Records for the exercise >>

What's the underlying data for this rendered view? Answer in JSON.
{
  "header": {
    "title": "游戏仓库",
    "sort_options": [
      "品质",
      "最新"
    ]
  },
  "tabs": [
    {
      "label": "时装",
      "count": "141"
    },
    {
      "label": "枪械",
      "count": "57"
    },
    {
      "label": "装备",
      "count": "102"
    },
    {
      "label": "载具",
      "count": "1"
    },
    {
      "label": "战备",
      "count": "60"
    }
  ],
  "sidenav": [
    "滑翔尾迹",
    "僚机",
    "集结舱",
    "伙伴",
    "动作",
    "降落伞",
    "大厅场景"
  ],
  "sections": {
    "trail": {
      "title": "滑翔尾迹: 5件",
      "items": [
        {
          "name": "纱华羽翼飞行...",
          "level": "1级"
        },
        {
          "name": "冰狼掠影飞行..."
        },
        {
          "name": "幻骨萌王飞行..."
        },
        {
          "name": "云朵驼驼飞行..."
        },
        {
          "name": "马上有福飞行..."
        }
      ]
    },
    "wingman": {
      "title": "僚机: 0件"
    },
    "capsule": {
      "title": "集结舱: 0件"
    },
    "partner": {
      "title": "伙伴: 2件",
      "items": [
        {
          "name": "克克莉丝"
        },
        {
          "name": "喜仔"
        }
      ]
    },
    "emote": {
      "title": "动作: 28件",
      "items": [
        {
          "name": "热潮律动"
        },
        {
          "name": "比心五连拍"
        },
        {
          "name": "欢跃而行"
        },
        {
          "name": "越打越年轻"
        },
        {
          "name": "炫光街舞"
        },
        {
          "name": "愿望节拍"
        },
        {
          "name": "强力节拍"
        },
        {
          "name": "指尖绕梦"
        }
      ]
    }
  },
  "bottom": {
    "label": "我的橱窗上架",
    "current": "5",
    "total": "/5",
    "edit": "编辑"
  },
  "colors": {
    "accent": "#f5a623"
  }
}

Task brief >> Search the listing for the string "count". Copy each line where it turns up.

Response to this task >>
      "count": "141"
      "count": "57"
      "count": "102"
      "count": "1"
      "count": "60"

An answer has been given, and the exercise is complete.